>> BEGIN Extracted records

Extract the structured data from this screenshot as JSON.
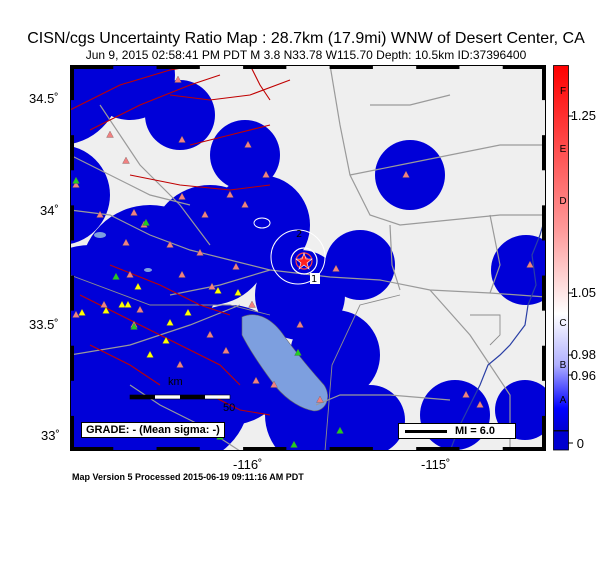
{
  "title": "CISN/cgs Uncertainty Ratio Map : 28.7km (17.9mi) WNW of Desert Center, CA",
  "subtitle": "Jun  9, 2015 02:58:41 PM PDT   M 3.8   N33.78 W115.70   Depth: 10.5km   ID:37396400",
  "latitude_labels": [
    "34.5˚",
    "34˚",
    "33.5˚",
    "33˚"
  ],
  "longitude_labels": [
    "-116˚",
    "-115˚"
  ],
  "colorbar": {
    "letters": [
      "F",
      "E",
      "D",
      "C",
      "B",
      "A"
    ],
    "values": [
      "1.25",
      "1.05",
      "0.98",
      "0.96",
      "0"
    ]
  },
  "contour_labels": [
    "2",
    "1"
  ],
  "scalebar": {
    "unit": "km",
    "max": "50"
  },
  "grade_text": "GRADE: - (Mean sigma: -)",
  "mi_text": "MI = 6.0",
  "footer": "Map Version 5 Processed 2015-06-19 09:11:16 AM PDT",
  "colors": {
    "land": "#efefef",
    "uncertainty_blob": "#0000d8",
    "lake": "#7d9fdf",
    "fault": "#c00000",
    "road": "#999999",
    "station_red": "#f08080",
    "station_yellow": "#ffff00",
    "station_green": "#22cc22",
    "river": "#2a3fa5"
  }
}
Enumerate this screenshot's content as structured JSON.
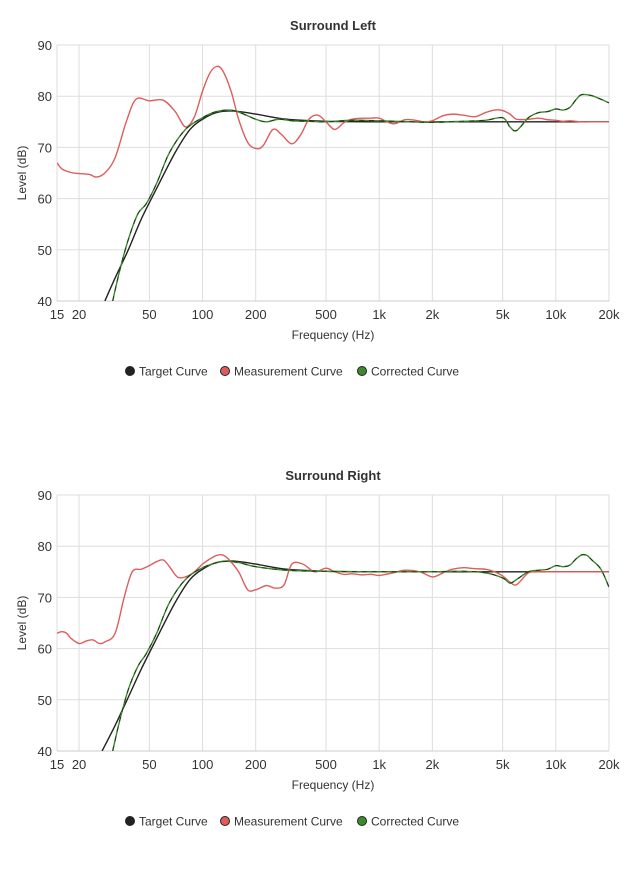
{
  "chart_data": [
    {
      "type": "line",
      "title": "Surround Left",
      "xlabel": "Frequency (Hz)",
      "ylabel": "Level (dB)",
      "xscale": "log",
      "xlim": [
        15,
        20000
      ],
      "ylim": [
        40,
        90
      ],
      "xticks": [
        15,
        20,
        50,
        100,
        200,
        500,
        1000,
        2000,
        5000,
        10000,
        20000
      ],
      "xtick_labels": [
        "15",
        "20",
        "50",
        "100",
        "200",
        "500",
        "1k",
        "2k",
        "5k",
        "10k",
        "20k"
      ],
      "yticks": [
        40,
        50,
        60,
        70,
        80,
        90
      ],
      "ytick_labels": [
        "40",
        "50",
        "60",
        "70",
        "80",
        "90"
      ],
      "grid": true,
      "legend_position": "bottom",
      "series": [
        {
          "name": "Target Curve",
          "color": "#222222",
          "dashed": false,
          "x": [
            28,
            32,
            38,
            45,
            55,
            70,
            85,
            100,
            120,
            150,
            200,
            300,
            500,
            1000,
            2000,
            5000,
            10000,
            20000
          ],
          "y": [
            40,
            44.5,
            50,
            56,
            62,
            69,
            73.5,
            75.5,
            76.8,
            77.1,
            76.5,
            75.5,
            75.1,
            75,
            75,
            75,
            75,
            75
          ]
        },
        {
          "name": "Measurement Curve",
          "color": "#e05c5c",
          "dashed": false,
          "x": [
            15,
            16,
            18,
            20,
            23,
            25,
            28,
            32,
            37,
            42,
            50,
            60,
            70,
            80,
            90,
            100,
            110,
            120,
            130,
            145,
            160,
            180,
            200,
            220,
            250,
            280,
            320,
            360,
            400,
            450,
            500,
            560,
            630,
            700,
            800,
            900,
            1000,
            1200,
            1400,
            1600,
            1800,
            2000,
            2300,
            2600,
            3000,
            3500,
            4000,
            4500,
            5000,
            5500,
            6000,
            7000,
            8000,
            9000,
            10000,
            11000,
            12000,
            14000,
            16000,
            18000,
            20000
          ],
          "y": [
            67,
            65.8,
            65.1,
            64.9,
            64.7,
            64.2,
            65,
            68,
            75,
            79.4,
            79.1,
            79.2,
            77,
            74,
            76,
            81,
            84.5,
            85.8,
            85,
            81,
            75.5,
            71,
            69.8,
            70.3,
            73.5,
            72.5,
            70.7,
            72.5,
            75.5,
            76.3,
            75,
            73.5,
            74.8,
            75.5,
            75.7,
            75.7,
            75.7,
            74.6,
            75.4,
            75.3,
            75,
            75.2,
            76.2,
            76.5,
            76.3,
            76,
            76.8,
            77.3,
            77.2,
            76.5,
            75.5,
            75.5,
            75.7,
            75.4,
            75.3,
            75.1,
            75.2,
            75,
            75,
            75,
            75
          ]
        },
        {
          "name": "Corrected Curve",
          "color": "#3d8a2e",
          "dashed": true,
          "x": [
            31,
            34,
            38,
            43,
            48,
            55,
            65,
            80,
            100,
            120,
            150,
            200,
            230,
            270,
            320,
            400,
            500,
            700,
            1000,
            1500,
            2000,
            3000,
            4000,
            5000,
            5500,
            6000,
            7000,
            8000,
            9000,
            10000,
            11000,
            12000,
            13000,
            14000,
            16000,
            18000,
            20000
          ],
          "y": [
            40,
            46,
            52,
            57,
            59,
            63,
            69,
            73.5,
            75.8,
            77,
            77.2,
            75.5,
            75,
            75.5,
            75.2,
            75.1,
            75,
            75.3,
            75.2,
            75,
            74.9,
            75.1,
            75.3,
            75.8,
            74,
            73.3,
            75.8,
            76.8,
            77,
            77.5,
            77.3,
            77.8,
            79.3,
            80.3,
            80.1,
            79.4,
            78.7
          ]
        }
      ]
    },
    {
      "type": "line",
      "title": "Surround Right",
      "xlabel": "Frequency (Hz)",
      "ylabel": "Level (dB)",
      "xscale": "log",
      "xlim": [
        15,
        20000
      ],
      "ylim": [
        40,
        90
      ],
      "xticks": [
        15,
        20,
        50,
        100,
        200,
        500,
        1000,
        2000,
        5000,
        10000,
        20000
      ],
      "xtick_labels": [
        "15",
        "20",
        "50",
        "100",
        "200",
        "500",
        "1k",
        "2k",
        "5k",
        "10k",
        "20k"
      ],
      "yticks": [
        40,
        50,
        60,
        70,
        80,
        90
      ],
      "ytick_labels": [
        "40",
        "50",
        "60",
        "70",
        "80",
        "90"
      ],
      "grid": true,
      "legend_position": "bottom",
      "series": [
        {
          "name": "Target Curve",
          "color": "#222222",
          "dashed": false,
          "x": [
            27,
            32,
            38,
            45,
            55,
            70,
            85,
            100,
            120,
            150,
            200,
            300,
            500,
            1000,
            2000,
            5000,
            10000,
            20000
          ],
          "y": [
            40,
            45,
            50.5,
            56,
            62,
            69,
            73.5,
            75.5,
            76.8,
            77.1,
            76.5,
            75.5,
            75.1,
            75,
            75,
            75,
            75,
            75
          ]
        },
        {
          "name": "Measurement Curve",
          "color": "#e05c5c",
          "dashed": false,
          "x": [
            15,
            16,
            17,
            18,
            20,
            22,
            24,
            26,
            28,
            32,
            36,
            40,
            45,
            50,
            55,
            60,
            65,
            72,
            80,
            90,
            100,
            110,
            120,
            130,
            140,
            160,
            180,
            200,
            230,
            260,
            290,
            320,
            370,
            430,
            500,
            560,
            630,
            700,
            800,
            900,
            1000,
            1200,
            1400,
            1700,
            2000,
            2300,
            2600,
            3000,
            3500,
            4000,
            4500,
            5000,
            5500,
            6000,
            7000,
            8000,
            9000,
            10000,
            11000,
            12000,
            14000,
            16000,
            18000,
            20000
          ],
          "y": [
            63,
            63.3,
            63,
            62,
            61,
            61.5,
            61.7,
            61,
            61.3,
            63,
            70,
            75,
            75.5,
            76.2,
            77,
            77.3,
            76,
            74,
            74,
            75,
            76.5,
            77.5,
            78.2,
            78.3,
            77.5,
            75,
            71.5,
            71.5,
            72.3,
            71.8,
            72.5,
            76.5,
            76.5,
            75,
            75.7,
            75,
            74.5,
            74.6,
            74.4,
            74.5,
            74.3,
            74.8,
            75.3,
            75,
            74,
            74.8,
            75.5,
            75.8,
            75.6,
            75.5,
            75,
            74.2,
            73,
            72.5,
            74.8,
            75,
            75,
            75,
            75,
            75,
            75,
            75,
            75,
            75
          ]
        },
        {
          "name": "Corrected Curve",
          "color": "#3d8a2e",
          "dashed": true,
          "x": [
            31,
            34,
            38,
            43,
            48,
            55,
            65,
            80,
            100,
            130,
            160,
            200,
            300,
            500,
            1000,
            2000,
            3000,
            4000,
            5000,
            5500,
            6000,
            7000,
            8000,
            9000,
            10000,
            11000,
            12000,
            13000,
            14000,
            15000,
            16000,
            18000,
            20000
          ],
          "y": [
            40,
            46,
            52,
            56.5,
            59,
            63,
            69,
            73.5,
            75.8,
            77,
            76.8,
            76,
            75.3,
            75.1,
            75,
            75,
            75.1,
            74.8,
            73.8,
            72.8,
            73.5,
            75,
            75.3,
            75.5,
            76.2,
            76,
            76.3,
            77.5,
            78.3,
            78.2,
            77.3,
            75.5,
            72
          ]
        }
      ]
    }
  ]
}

>> END Extracted records

## [Exercise description]
Copy out the lines that hold "structured".

## [Solution to the exercise]
Extract the structured data from this screenshot as JSON.
Enumerate this screenshot's content as structured JSON.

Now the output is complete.